# WHAT IS EXPECTED:
Can you write out all of the material below, word for word?

# MATERIAL TO PROCESS:

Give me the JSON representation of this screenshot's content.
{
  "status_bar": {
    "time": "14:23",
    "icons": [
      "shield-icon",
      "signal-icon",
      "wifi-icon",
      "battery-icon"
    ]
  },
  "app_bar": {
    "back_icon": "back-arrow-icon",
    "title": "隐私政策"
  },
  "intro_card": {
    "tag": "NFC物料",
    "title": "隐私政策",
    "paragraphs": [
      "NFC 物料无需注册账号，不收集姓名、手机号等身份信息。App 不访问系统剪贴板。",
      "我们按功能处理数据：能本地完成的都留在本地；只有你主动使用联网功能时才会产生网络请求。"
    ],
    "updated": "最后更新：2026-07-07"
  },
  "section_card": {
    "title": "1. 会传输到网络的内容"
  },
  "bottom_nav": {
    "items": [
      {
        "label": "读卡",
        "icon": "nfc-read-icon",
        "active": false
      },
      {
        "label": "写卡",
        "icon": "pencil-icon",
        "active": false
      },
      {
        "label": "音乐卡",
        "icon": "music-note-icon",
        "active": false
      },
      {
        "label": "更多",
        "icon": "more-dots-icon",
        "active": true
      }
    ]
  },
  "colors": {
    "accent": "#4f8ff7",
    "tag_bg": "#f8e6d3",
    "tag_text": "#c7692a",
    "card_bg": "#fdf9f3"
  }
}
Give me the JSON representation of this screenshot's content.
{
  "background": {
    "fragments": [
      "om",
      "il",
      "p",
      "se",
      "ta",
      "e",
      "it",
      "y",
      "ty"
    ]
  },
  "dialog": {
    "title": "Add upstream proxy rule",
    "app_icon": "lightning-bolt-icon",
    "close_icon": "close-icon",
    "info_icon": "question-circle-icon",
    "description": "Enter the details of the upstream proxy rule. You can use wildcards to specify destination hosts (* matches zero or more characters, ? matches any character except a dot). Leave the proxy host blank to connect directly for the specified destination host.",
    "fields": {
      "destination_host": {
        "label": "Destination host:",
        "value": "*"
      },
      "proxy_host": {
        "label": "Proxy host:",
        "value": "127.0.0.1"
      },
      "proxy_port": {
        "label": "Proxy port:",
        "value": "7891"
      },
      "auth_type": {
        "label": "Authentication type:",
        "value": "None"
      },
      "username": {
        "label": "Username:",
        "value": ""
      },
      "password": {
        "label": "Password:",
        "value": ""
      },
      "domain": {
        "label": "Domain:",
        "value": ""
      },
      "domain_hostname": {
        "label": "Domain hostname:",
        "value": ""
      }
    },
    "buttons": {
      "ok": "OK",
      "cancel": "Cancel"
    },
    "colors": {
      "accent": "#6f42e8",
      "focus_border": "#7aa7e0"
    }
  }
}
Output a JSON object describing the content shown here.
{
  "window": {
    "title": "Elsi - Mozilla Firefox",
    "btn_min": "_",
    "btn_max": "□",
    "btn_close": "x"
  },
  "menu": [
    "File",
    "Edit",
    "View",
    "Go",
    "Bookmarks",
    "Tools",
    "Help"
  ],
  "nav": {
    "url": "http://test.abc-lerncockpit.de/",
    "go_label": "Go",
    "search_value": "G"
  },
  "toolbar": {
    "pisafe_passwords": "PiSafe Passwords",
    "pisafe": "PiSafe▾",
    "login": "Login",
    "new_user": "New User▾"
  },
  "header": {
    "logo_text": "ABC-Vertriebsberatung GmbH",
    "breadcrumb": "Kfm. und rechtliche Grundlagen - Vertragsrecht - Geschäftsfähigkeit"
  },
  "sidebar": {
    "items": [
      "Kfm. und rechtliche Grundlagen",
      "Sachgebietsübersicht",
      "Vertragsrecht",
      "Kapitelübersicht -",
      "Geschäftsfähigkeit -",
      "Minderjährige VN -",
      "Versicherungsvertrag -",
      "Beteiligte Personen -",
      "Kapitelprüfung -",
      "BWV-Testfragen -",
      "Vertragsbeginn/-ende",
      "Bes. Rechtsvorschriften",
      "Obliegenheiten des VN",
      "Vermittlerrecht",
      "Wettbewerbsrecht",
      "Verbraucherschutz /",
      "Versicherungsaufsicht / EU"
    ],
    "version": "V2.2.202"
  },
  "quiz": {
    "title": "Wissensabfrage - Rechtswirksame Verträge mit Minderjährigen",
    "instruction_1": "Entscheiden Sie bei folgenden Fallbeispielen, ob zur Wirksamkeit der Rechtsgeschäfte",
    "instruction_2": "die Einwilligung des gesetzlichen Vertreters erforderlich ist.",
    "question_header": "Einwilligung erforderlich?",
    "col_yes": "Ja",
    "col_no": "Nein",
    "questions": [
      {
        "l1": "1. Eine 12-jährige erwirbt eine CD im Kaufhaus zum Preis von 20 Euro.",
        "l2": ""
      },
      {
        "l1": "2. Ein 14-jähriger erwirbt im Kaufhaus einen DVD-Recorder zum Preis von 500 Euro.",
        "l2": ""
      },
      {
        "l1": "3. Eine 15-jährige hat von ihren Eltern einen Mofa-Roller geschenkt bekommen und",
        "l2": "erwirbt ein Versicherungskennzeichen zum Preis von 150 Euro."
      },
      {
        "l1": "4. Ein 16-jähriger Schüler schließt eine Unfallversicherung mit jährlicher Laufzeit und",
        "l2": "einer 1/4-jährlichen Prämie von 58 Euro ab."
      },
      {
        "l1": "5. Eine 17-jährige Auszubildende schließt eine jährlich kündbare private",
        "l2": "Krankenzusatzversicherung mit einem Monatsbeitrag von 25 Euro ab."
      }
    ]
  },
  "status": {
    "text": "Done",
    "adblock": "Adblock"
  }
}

# THE COMPLETED TASK:
Give me the JSON representation of this screenshot's content.
{
  "status_bar": {
    "time": "14:23",
    "icons": [
      "shield-icon",
      "signal-icon",
      "wifi-icon",
      "battery-icon"
    ]
  },
  "app_bar": {
    "back_icon": "back-arrow-icon",
    "title": "隐私政策"
  },
  "intro_card": {
    "tag": "NFC物料",
    "title": "隐私政策",
    "paragraphs": [
      "NFC 物料无需注册账号，不收集姓名、手机号等身份信息。App 不访问系统剪贴板。",
      "我们按功能处理数据：能本地完成的都留在本地；只有你主动使用联网功能时才会产生网络请求。"
    ],
    "updated": "最后更新：2026-07-07"
  },
  "section_card": {
    "title": "1. 会传输到网络的内容"
  },
  "bottom_nav": {
    "items": [
      {
        "label": "读卡",
        "icon": "nfc-read-icon",
        "active": false
      },
      {
        "label": "写卡",
        "icon": "pencil-icon",
        "active": false
      },
      {
        "label": "音乐卡",
        "icon": "music-note-icon",
        "active": false
      },
      {
        "label": "更多",
        "icon": "more-dots-icon",
        "active": true
      }
    ]
  },
  "colors": {
    "accent": "#4f8ff7",
    "tag_bg": "#f8e6d3",
    "tag_text": "#c7692a",
    "card_bg": "#fdf9f3"
  }
}
Give me the JSON representation of this screenshot's content.
{
  "background": {
    "fragments": [
      "om",
      "il",
      "p",
      "se",
      "ta",
      "e",
      "it",
      "y",
      "ty"
    ]
  },
  "dialog": {
    "title": "Add upstream proxy rule",
    "app_icon": "lightning-bolt-icon",
    "close_icon": "close-icon",
    "info_icon": "question-circle-icon",
    "description": "Enter the details of the upstream proxy rule. You can use wildcards to specify destination hosts (* matches zero or more characters, ? matches any character except a dot). Leave the proxy host blank to connect directly for the specified destination host.",
    "fields": {
      "destination_host": {
        "label": "Destination host:",
        "value": "*"
      },
      "proxy_host": {
        "label": "Proxy host:",
        "value": "127.0.0.1"
      },
      "proxy_port": {
        "label": "Proxy port:",
        "value": "7891"
      },
      "auth_type": {
        "label": "Authentication type:",
        "value": "None"
      },
      "username": {
        "label": "Username:",
        "value": ""
      },
      "password": {
        "label": "Password:",
        "value": ""
      },
      "domain": {
        "label": "Domain:",
        "value": ""
      },
      "domain_hostname": {
        "label": "Domain hostname:",
        "value": ""
      }
    },
    "buttons": {
      "ok": "OK",
      "cancel": "Cancel"
    },
    "colors": {
      "accent": "#6f42e8",
      "focus_border": "#7aa7e0"
    }
  }
}
Output a JSON object describing the content shown here.
{
  "window": {
    "title": "Elsi - Mozilla Firefox",
    "btn_min": "_",
    "btn_max": "□",
    "btn_close": "x"
  },
  "menu": [
    "File",
    "Edit",
    "View",
    "Go",
    "Bookmarks",
    "Tools",
    "Help"
  ],
  "nav": {
    "url": "http://test.abc-lerncockpit.de/",
    "go_label": "Go",
    "search_value": "G"
  },
  "toolbar": {
    "pisafe_passwords": "PiSafe Passwords",
    "pisafe": "PiSafe▾",
    "login": "Login",
    "new_user": "New User▾"
  },
  "header": {
    "logo_text": "ABC-Vertriebsberatung GmbH",
    "breadcrumb": "Kfm. und rechtliche Grundlagen - Vertragsrecht - Geschäftsfähigkeit"
  },
  "sidebar": {
    "items": [
      "Kfm. und rechtliche Grundlagen",
      "Sachgebietsübersicht",
      "Vertragsrecht",
      "Kapitelübersicht -",
      "Geschäftsfähigkeit -",
      "Minderjährige VN -",
      "Versicherungsvertrag -",
      "Beteiligte Personen -",
      "Kapitelprüfung -",
      "BWV-Testfragen -",
      "Vertragsbeginn/-ende",
      "Bes. Rechtsvorschriften",
      "Obliegenheiten des VN",
      "Vermittlerrecht",
      "Wettbewerbsrecht",
      "Verbraucherschutz /",
      "Versicherungsaufsicht / EU"
    ],
    "version": "V2.2.202"
  },
  "quiz": {
    "title": "Wissensabfrage - Rechtswirksame Verträge mit Minderjährigen",
    "instruction_1": "Entscheiden Sie bei folgenden Fallbeispielen, ob zur Wirksamkeit der Rechtsgeschäfte",
    "instruction_2": "die Einwilligung des gesetzlichen Vertreters erforderlich ist.",
    "question_header": "Einwilligung erforderlich?",
    "col_yes": "Ja",
    "col_no": "Nein",
    "questions": [
      {
        "l1": "1. Eine 12-jährige erwirbt eine CD im Kaufhaus zum Preis von 20 Euro.",
        "l2": ""
      },
      {
        "l1": "2. Ein 14-jähriger erwirbt im Kaufhaus einen DVD-Recorder zum Preis von 500 Euro.",
        "l2": ""
      },
      {
        "l1": "3. Eine 15-jährige hat von ihren Eltern einen Mofa-Roller geschenkt bekommen und",
        "l2": "erwirbt ein Versicherungskennzeichen zum Preis von 150 Euro."
      },
      {
        "l1": "4. Ein 16-jähriger Schüler schließt eine Unfallversicherung mit jährlicher Laufzeit und",
        "l2": "einer 1/4-jährlichen Prämie von 58 Euro ab."
      },
      {
        "l1": "5. Eine 17-jährige Auszubildende schließt eine jährlich kündbare private",
        "l2": "Krankenzusatzversicherung mit einem Monatsbeitrag von 25 Euro ab."
      }
    ]
  },
  "status": {
    "text": "Done",
    "adblock": "Adblock"
  }
}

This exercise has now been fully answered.